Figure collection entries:
**********

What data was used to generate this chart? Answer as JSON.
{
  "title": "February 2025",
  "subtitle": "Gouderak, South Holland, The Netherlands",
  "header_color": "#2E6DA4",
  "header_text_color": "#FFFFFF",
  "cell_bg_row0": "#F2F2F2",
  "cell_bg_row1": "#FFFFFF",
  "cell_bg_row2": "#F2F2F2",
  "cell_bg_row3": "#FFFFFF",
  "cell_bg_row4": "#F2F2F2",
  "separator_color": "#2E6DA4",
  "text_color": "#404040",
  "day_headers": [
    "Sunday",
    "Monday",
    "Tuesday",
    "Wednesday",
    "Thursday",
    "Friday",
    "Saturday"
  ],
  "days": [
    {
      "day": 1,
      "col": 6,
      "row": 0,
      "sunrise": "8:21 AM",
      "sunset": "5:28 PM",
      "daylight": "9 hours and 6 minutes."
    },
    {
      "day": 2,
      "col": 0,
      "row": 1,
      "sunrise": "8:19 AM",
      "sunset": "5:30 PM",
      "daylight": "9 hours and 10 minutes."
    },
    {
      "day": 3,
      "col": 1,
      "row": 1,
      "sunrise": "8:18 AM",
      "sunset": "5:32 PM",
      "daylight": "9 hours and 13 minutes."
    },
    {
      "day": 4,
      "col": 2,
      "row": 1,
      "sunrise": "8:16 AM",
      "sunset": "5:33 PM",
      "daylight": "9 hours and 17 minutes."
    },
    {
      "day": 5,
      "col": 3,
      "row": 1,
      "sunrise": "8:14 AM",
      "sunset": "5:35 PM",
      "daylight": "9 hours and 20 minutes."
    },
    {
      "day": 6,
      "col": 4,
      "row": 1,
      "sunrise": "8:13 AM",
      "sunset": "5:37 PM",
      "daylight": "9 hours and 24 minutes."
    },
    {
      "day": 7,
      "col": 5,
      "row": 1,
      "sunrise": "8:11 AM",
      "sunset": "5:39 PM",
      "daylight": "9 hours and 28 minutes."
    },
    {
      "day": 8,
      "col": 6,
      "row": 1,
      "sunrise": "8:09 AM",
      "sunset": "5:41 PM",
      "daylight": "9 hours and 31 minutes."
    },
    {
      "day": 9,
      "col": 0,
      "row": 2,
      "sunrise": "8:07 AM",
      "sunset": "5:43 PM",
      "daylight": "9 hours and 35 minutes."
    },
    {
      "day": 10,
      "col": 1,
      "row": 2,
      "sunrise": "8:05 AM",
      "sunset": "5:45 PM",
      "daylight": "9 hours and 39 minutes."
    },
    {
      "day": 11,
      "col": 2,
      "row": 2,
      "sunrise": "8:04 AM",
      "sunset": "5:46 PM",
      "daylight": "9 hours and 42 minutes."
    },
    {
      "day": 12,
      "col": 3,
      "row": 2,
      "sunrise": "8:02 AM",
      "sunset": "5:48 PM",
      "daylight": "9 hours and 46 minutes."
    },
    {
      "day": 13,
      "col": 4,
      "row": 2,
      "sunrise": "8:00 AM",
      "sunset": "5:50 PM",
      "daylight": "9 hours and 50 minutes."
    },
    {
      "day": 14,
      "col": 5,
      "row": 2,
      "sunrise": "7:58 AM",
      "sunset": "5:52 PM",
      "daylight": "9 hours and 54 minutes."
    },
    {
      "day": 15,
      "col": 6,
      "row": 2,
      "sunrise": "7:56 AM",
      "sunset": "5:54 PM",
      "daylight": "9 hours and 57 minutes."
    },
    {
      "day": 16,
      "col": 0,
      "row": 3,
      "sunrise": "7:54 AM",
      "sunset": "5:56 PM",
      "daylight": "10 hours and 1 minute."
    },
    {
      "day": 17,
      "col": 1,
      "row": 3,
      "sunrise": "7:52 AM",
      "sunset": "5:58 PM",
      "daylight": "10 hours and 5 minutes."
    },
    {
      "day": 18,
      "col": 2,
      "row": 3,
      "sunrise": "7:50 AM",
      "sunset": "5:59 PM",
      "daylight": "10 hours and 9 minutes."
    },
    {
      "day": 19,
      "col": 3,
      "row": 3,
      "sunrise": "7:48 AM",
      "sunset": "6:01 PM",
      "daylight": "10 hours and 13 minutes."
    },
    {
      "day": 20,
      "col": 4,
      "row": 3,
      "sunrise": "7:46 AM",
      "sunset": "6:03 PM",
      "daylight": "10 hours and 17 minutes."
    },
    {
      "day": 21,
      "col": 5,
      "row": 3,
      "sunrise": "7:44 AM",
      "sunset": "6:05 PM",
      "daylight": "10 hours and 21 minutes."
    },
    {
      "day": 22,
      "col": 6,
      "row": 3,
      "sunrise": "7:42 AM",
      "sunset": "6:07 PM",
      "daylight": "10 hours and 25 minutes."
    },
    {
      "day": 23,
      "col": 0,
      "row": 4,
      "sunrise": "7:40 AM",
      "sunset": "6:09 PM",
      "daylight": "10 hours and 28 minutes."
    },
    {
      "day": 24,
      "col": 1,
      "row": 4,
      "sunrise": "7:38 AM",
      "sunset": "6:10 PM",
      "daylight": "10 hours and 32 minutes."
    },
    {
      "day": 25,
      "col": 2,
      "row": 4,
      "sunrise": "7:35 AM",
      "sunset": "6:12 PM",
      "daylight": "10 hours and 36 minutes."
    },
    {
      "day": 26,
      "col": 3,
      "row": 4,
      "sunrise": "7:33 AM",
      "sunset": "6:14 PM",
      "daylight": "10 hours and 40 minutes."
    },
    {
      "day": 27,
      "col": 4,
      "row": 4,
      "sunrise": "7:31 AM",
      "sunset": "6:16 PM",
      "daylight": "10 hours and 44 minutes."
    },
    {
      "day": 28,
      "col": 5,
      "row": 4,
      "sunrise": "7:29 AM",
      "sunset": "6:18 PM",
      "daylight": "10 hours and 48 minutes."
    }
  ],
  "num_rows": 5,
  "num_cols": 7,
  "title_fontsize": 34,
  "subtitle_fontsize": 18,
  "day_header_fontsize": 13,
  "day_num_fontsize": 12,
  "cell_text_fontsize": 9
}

**********

Aim of the exercise: Exactly reproduce the material above.

Response to the exercise:
What data was used to generate this chart? Answer as JSON.
{
  "title": "February 2025",
  "subtitle": "Gouderak, South Holland, The Netherlands",
  "header_color": "#2E6DA4",
  "header_text_color": "#FFFFFF",
  "cell_bg_row0": "#F2F2F2",
  "cell_bg_row1": "#FFFFFF",
  "cell_bg_row2": "#F2F2F2",
  "cell_bg_row3": "#FFFFFF",
  "cell_bg_row4": "#F2F2F2",
  "separator_color": "#2E6DA4",
  "text_color": "#404040",
  "day_headers": [
    "Sunday",
    "Monday",
    "Tuesday",
    "Wednesday",
    "Thursday",
    "Friday",
    "Saturday"
  ],
  "days": [
    {
      "day": 1,
      "col": 6,
      "row": 0,
      "sunrise": "8:21 AM",
      "sunset": "5:28 PM",
      "daylight": "9 hours and 6 minutes."
    },
    {
      "day": 2,
      "col": 0,
      "row": 1,
      "sunrise": "8:19 AM",
      "sunset": "5:30 PM",
      "daylight": "9 hours and 10 minutes."
    },
    {
      "day": 3,
      "col": 1,
      "row": 1,
      "sunrise": "8:18 AM",
      "sunset": "5:32 PM",
      "daylight": "9 hours and 13 minutes."
    },
    {
      "day": 4,
      "col": 2,
      "row": 1,
      "sunrise": "8:16 AM",
      "sunset": "5:33 PM",
      "daylight": "9 hours and 17 minutes."
    },
    {
      "day": 5,
      "col": 3,
      "row": 1,
      "sunrise": "8:14 AM",
      "sunset": "5:35 PM",
      "daylight": "9 hours and 20 minutes."
    },
    {
      "day": 6,
      "col": 4,
      "row": 1,
      "sunrise": "8:13 AM",
      "sunset": "5:37 PM",
      "daylight": "9 hours and 24 minutes."
    },
    {
      "day": 7,
      "col": 5,
      "row": 1,
      "sunrise": "8:11 AM",
      "sunset": "5:39 PM",
      "daylight": "9 hours and 28 minutes."
    },
    {
      "day": 8,
      "col": 6,
      "row": 1,
      "sunrise": "8:09 AM",
      "sunset": "5:41 PM",
      "daylight": "9 hours and 31 minutes."
    },
    {
      "day": 9,
      "col": 0,
      "row": 2,
      "sunrise": "8:07 AM",
      "sunset": "5:43 PM",
      "daylight": "9 hours and 35 minutes."
    },
    {
      "day": 10,
      "col": 1,
      "row": 2,
      "sunrise": "8:05 AM",
      "sunset": "5:45 PM",
      "daylight": "9 hours and 39 minutes."
    },
    {
      "day": 11,
      "col": 2,
      "row": 2,
      "sunrise": "8:04 AM",
      "sunset": "5:46 PM",
      "daylight": "9 hours and 42 minutes."
    },
    {
      "day": 12,
      "col": 3,
      "row": 2,
      "sunrise": "8:02 AM",
      "sunset": "5:48 PM",
      "daylight": "9 hours and 46 minutes."
    },
    {
      "day": 13,
      "col": 4,
      "row": 2,
      "sunrise": "8:00 AM",
      "sunset": "5:50 PM",
      "daylight": "9 hours and 50 minutes."
    },
    {
      "day": 14,
      "col": 5,
      "row": 2,
      "sunrise": "7:58 AM",
      "sunset": "5:52 PM",
      "daylight": "9 hours and 54 minutes."
    },
    {
      "day": 15,
      "col": 6,
      "row": 2,
      "sunrise": "7:56 AM",
      "sunset": "5:54 PM",
      "daylight": "9 hours and 57 minutes."
    },
    {
      "day": 16,
      "col": 0,
      "row": 3,
      "sunrise": "7:54 AM",
      "sunset": "5:56 PM",
      "daylight": "10 hours and 1 minute."
    },
    {
      "day": 17,
      "col": 1,
      "row": 3,
      "sunrise": "7:52 AM",
      "sunset": "5:58 PM",
      "daylight": "10 hours and 5 minutes."
    },
    {
      "day": 18,
      "col": 2,
      "row": 3,
      "sunrise": "7:50 AM",
      "sunset": "5:59 PM",
      "daylight": "10 hours and 9 minutes."
    },
    {
      "day": 19,
      "col": 3,
      "row": 3,
      "sunrise": "7:48 AM",
      "sunset": "6:01 PM",
      "daylight": "10 hours and 13 minutes."
    },
    {
      "day": 20,
      "col": 4,
      "row": 3,
      "sunrise": "7:46 AM",
      "sunset": "6:03 PM",
      "daylight": "10 hours and 17 minutes."
    },
    {
      "day": 21,
      "col": 5,
      "row": 3,
      "sunrise": "7:44 AM",
      "sunset": "6:05 PM",
      "daylight": "10 hours and 21 minutes."
    },
    {
      "day": 22,
      "col": 6,
      "row": 3,
      "sunrise": "7:42 AM",
      "sunset": "6:07 PM",
      "daylight": "10 hours and 25 minutes."
    },
    {
      "day": 23,
      "col": 0,
      "row": 4,
      "sunrise": "7:40 AM",
      "sunset": "6:09 PM",
      "daylight": "10 hours and 28 minutes."
    },
    {
      "day": 24,
      "col": 1,
      "row": 4,
      "sunrise": "7:38 AM",
      "sunset": "6:10 PM",
      "daylight": "10 hours and 32 minutes."
    },
    {
      "day": 25,
      "col": 2,
      "row": 4,
      "sunrise": "7:35 AM",
      "sunset": "6:12 PM",
      "daylight": "10 hours and 36 minutes."
    },
    {
      "day": 26,
      "col": 3,
      "row": 4,
      "sunrise": "7:33 AM",
      "sunset": "6:14 PM",
      "daylight": "10 hours and 40 minutes."
    },
    {
      "day": 27,
      "col": 4,
      "row": 4,
      "sunrise": "7:31 AM",
      "sunset": "6:16 PM",
      "daylight": "10 hours and 44 minutes."
    },
    {
      "day": 28,
      "col": 5,
      "row": 4,
      "sunrise": "7:29 AM",
      "sunset": "6:18 PM",
      "daylight": "10 hours and 48 minutes."
    }
  ],
  "num_rows": 5,
  "num_cols": 7,
  "title_fontsize": 34,
  "subtitle_fontsize": 18,
  "day_header_fontsize": 13,
  "day_num_fontsize": 12,
  "cell_text_fontsize": 9
}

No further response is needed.